**Direction**
With the pictures left out, copy the listing below exactly.

**Exercise materials**
* start *
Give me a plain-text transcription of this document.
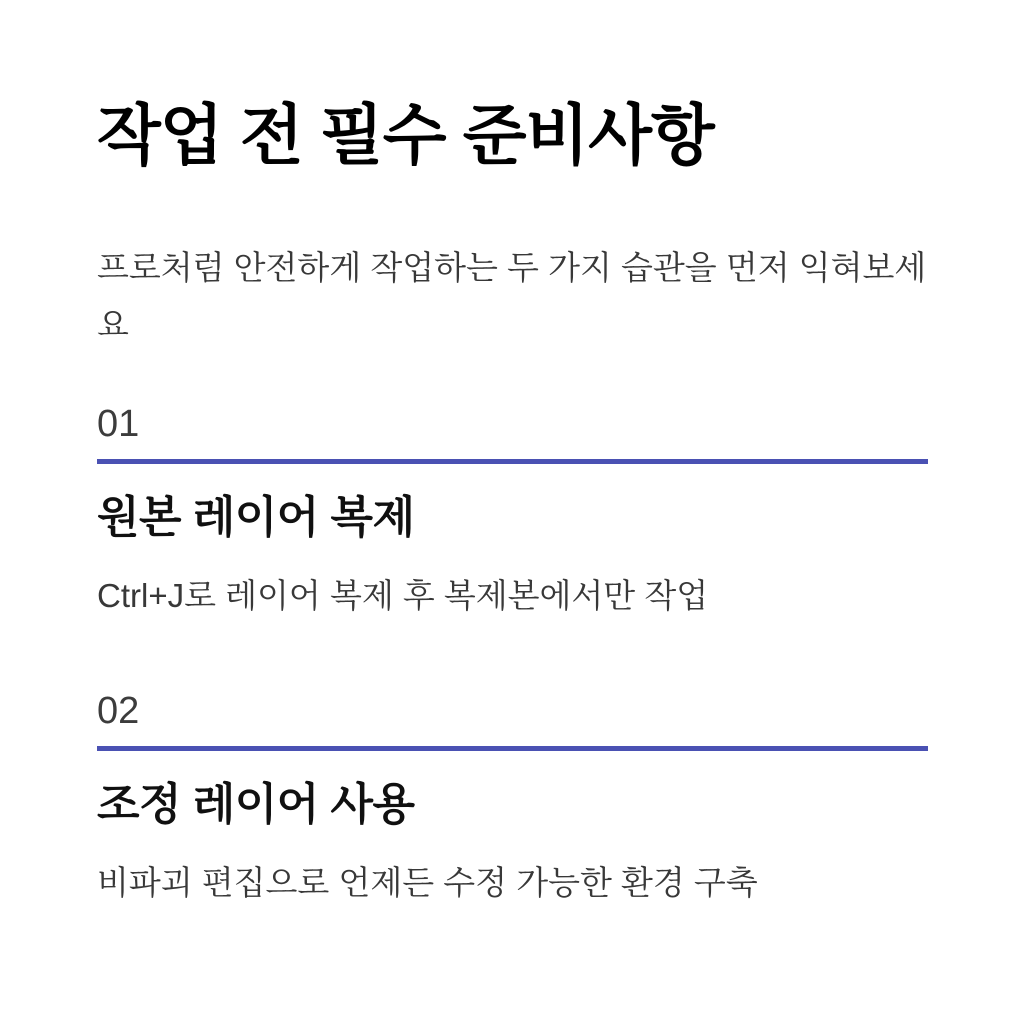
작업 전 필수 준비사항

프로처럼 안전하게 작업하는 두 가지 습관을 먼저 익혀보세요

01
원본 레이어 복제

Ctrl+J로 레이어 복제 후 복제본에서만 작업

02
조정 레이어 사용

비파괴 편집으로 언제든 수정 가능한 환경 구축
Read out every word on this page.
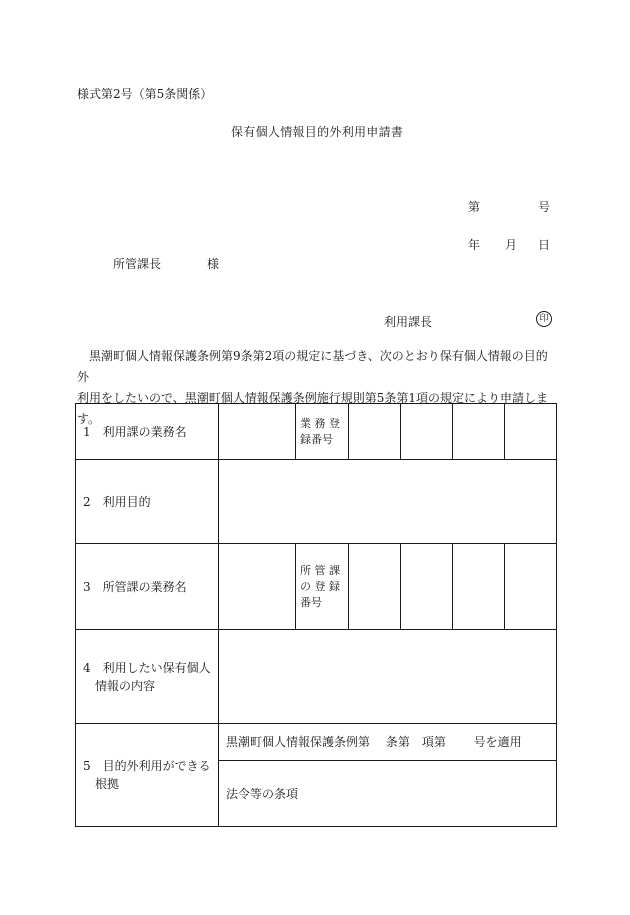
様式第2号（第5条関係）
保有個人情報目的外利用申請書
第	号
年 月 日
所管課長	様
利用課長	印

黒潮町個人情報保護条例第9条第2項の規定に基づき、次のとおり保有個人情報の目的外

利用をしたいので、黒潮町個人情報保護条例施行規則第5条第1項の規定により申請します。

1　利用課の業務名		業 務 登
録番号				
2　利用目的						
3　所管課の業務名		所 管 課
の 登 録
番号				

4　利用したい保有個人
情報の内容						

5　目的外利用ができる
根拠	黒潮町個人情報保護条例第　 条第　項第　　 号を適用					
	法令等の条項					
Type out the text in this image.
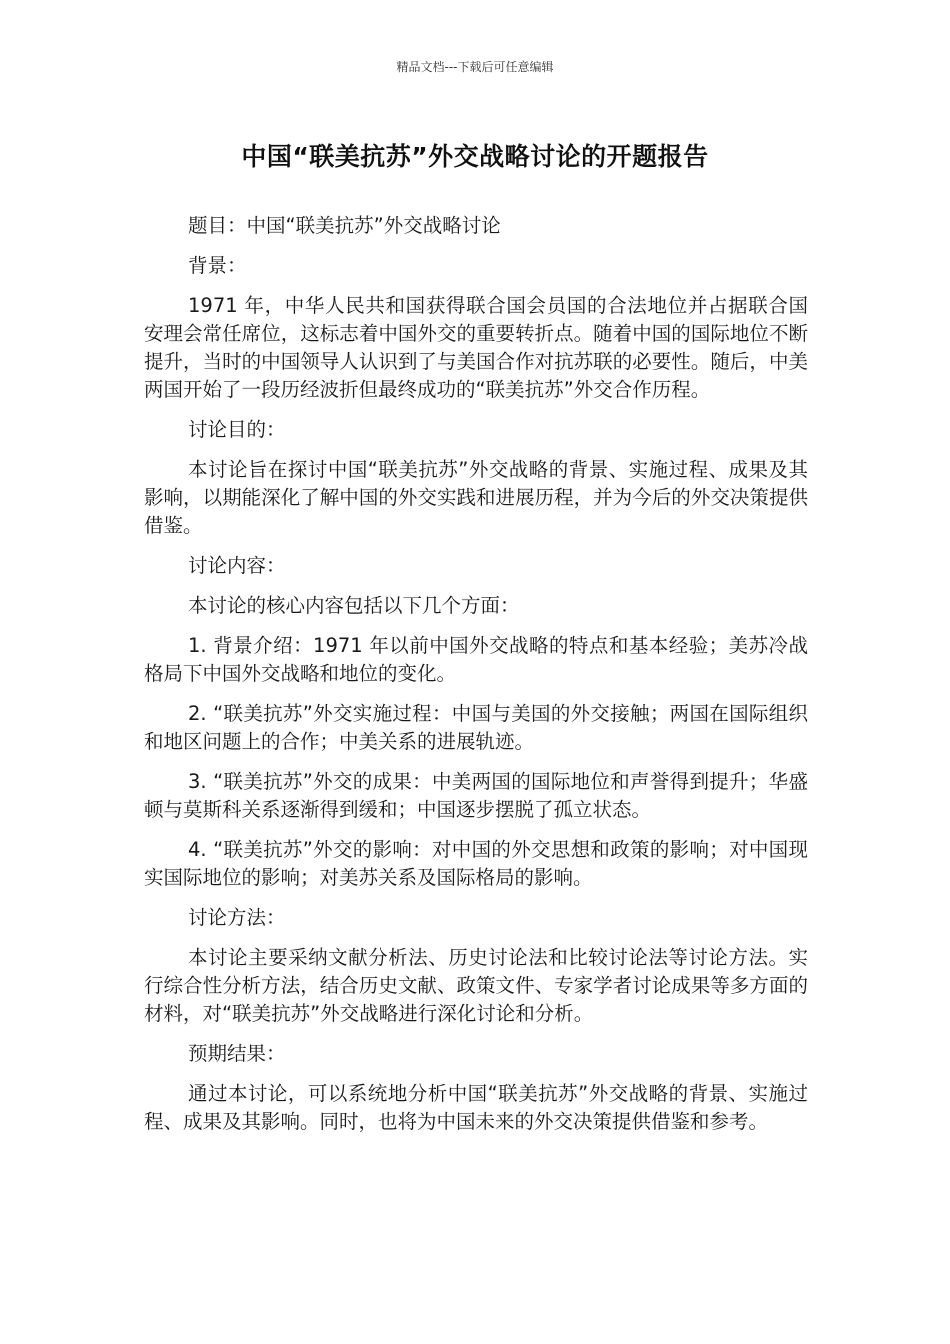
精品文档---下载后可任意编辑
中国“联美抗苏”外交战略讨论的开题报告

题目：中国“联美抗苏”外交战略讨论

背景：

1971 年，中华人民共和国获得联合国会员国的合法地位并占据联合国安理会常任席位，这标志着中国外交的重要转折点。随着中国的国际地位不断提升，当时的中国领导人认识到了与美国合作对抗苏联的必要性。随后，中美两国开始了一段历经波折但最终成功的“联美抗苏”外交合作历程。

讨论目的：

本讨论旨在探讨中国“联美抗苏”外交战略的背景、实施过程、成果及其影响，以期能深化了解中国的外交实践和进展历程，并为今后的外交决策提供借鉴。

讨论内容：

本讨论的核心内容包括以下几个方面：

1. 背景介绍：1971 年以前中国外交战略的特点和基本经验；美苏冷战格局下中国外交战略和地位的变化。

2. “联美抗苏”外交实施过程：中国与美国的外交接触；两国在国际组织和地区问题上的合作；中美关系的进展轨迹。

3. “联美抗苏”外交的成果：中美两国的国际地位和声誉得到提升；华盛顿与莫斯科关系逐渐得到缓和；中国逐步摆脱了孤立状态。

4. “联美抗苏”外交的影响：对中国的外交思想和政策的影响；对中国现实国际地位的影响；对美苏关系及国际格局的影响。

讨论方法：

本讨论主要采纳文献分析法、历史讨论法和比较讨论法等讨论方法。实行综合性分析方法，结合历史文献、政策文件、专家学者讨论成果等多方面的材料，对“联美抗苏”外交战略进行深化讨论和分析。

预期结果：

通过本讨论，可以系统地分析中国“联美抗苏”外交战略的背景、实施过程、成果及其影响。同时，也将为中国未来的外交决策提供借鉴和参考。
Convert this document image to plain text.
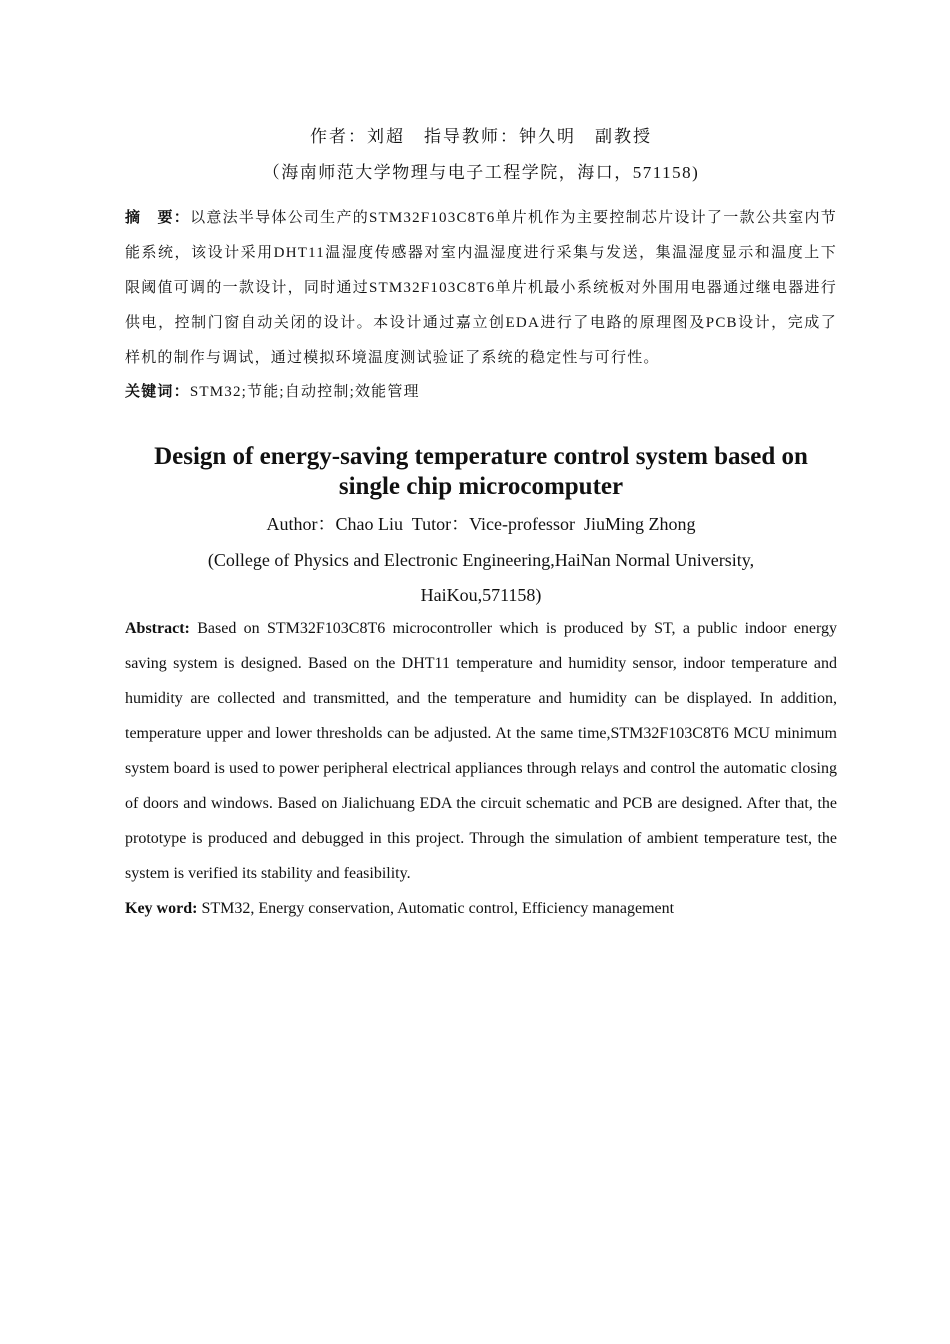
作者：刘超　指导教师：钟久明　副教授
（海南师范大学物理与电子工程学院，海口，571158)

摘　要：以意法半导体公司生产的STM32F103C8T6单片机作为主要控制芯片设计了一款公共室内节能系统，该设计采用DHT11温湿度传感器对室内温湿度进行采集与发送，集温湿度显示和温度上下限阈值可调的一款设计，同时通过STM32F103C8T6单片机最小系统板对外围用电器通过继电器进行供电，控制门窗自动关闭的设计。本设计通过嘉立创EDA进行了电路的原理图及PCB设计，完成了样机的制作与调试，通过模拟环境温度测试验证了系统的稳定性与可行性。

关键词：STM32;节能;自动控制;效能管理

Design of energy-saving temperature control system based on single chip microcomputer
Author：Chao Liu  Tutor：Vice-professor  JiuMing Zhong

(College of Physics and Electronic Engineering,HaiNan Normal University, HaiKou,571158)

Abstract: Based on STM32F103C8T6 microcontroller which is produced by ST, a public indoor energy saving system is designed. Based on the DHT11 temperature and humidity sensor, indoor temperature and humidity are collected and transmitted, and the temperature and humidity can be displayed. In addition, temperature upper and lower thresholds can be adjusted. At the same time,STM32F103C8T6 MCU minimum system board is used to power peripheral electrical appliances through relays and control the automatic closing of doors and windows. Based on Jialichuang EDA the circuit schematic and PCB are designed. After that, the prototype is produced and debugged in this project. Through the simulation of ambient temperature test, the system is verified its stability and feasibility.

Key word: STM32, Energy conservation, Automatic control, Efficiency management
* end *
**Output of the task**
Give me a plain-text transcription of this document.
작업 전 필수 준비사항

프로처럼 안전하게 작업하는 두 가지 습관을 먼저 익혀보세요

01
원본 레이어 복제

Ctrl+J로 레이어 복제 후 복제본에서만 작업

02
조정 레이어 사용

비파괴 편집으로 언제든 수정 가능한 환경 구축
Read out every word on this page.
様式第2号（第5条関係）
保有個人情報目的外利用申請書
第	号
年 月 日
所管課長	様
利用課長	印

黒潮町個人情報保護条例第9条第2項の規定に基づき、次のとおり保有個人情報の目的外

利用をしたいので、黒潮町個人情報保護条例施行規則第5条第1項の規定により申請します。

1　利用課の業務名		業 務 登
録番号				
2　利用目的						
3　所管課の業務名		所 管 課
の 登 録
番号				

4　利用したい保有個人
情報の内容						

5　目的外利用ができる
根拠	黒潮町個人情報保護条例第　 条第　項第　　 号を適用					
	法令等の条項					
Type out the text in this image.
精品文档---下载后可任意编辑
中国“联美抗苏”外交战略讨论的开题报告

题目：中国“联美抗苏”外交战略讨论

背景：

1971 年，中华人民共和国获得联合国会员国的合法地位并占据联合国安理会常任席位，这标志着中国外交的重要转折点。随着中国的国际地位不断提升，当时的中国领导人认识到了与美国合作对抗苏联的必要性。随后，中美两国开始了一段历经波折但最终成功的“联美抗苏”外交合作历程。

讨论目的：

本讨论旨在探讨中国“联美抗苏”外交战略的背景、实施过程、成果及其影响，以期能深化了解中国的外交实践和进展历程，并为今后的外交决策提供借鉴。

讨论内容：

本讨论的核心内容包括以下几个方面：

1. 背景介绍：1971 年以前中国外交战略的特点和基本经验；美苏冷战格局下中国外交战略和地位的变化。

2. “联美抗苏”外交实施过程：中国与美国的外交接触；两国在国际组织和地区问题上的合作；中美关系的进展轨迹。

3. “联美抗苏”外交的成果：中美两国的国际地位和声誉得到提升；华盛顿与莫斯科关系逐渐得到缓和；中国逐步摆脱了孤立状态。

4. “联美抗苏”外交的影响：对中国的外交思想和政策的影响；对中国现实国际地位的影响；对美苏关系及国际格局的影响。

讨论方法：

本讨论主要采纳文献分析法、历史讨论法和比较讨论法等讨论方法。实行综合性分析方法，结合历史文献、政策文件、专家学者讨论成果等多方面的材料，对“联美抗苏”外交战略进行深化讨论和分析。

预期结果：

通过本讨论，可以系统地分析中国“联美抗苏”外交战略的背景、实施过程、成果及其影响。同时，也将为中国未来的外交决策提供借鉴和参考。
Convert this document image to plain text.
作者：刘超　指导教师：钟久明　副教授
（海南师范大学物理与电子工程学院，海口，571158)

摘　要：以意法半导体公司生产的STM32F103C8T6单片机作为主要控制芯片设计了一款公共室内节能系统，该设计采用DHT11温湿度传感器对室内温湿度进行采集与发送，集温湿度显示和温度上下限阈值可调的一款设计，同时通过STM32F103C8T6单片机最小系统板对外围用电器通过继电器进行供电，控制门窗自动关闭的设计。本设计通过嘉立创EDA进行了电路的原理图及PCB设计，完成了样机的制作与调试，通过模拟环境温度测试验证了系统的稳定性与可行性。

关键词：STM32;节能;自动控制;效能管理

Design of energy-saving temperature control system based on single chip microcomputer
Author：Chao Liu  Tutor：Vice-professor  JiuMing Zhong

(College of Physics and Electronic Engineering,HaiNan Normal University, HaiKou,571158)

Abstract: Based on STM32F103C8T6 microcontroller which is produced by ST, a public indoor energy saving system is designed. Based on the DHT11 temperature and humidity sensor, indoor temperature and humidity are collected and transmitted, and the temperature and humidity can be displayed. In addition, temperature upper and lower thresholds can be adjusted. At the same time,STM32F103C8T6 MCU minimum system board is used to power peripheral electrical appliances through relays and control the automatic closing of doors and windows. Based on Jialichuang EDA the circuit schematic and PCB are designed. After that, the prototype is produced and debugged in this project. Through the simulation of ambient temperature test, the system is verified its stability and feasibility.

Key word: STM32, Energy conservation, Automatic control, Efficiency management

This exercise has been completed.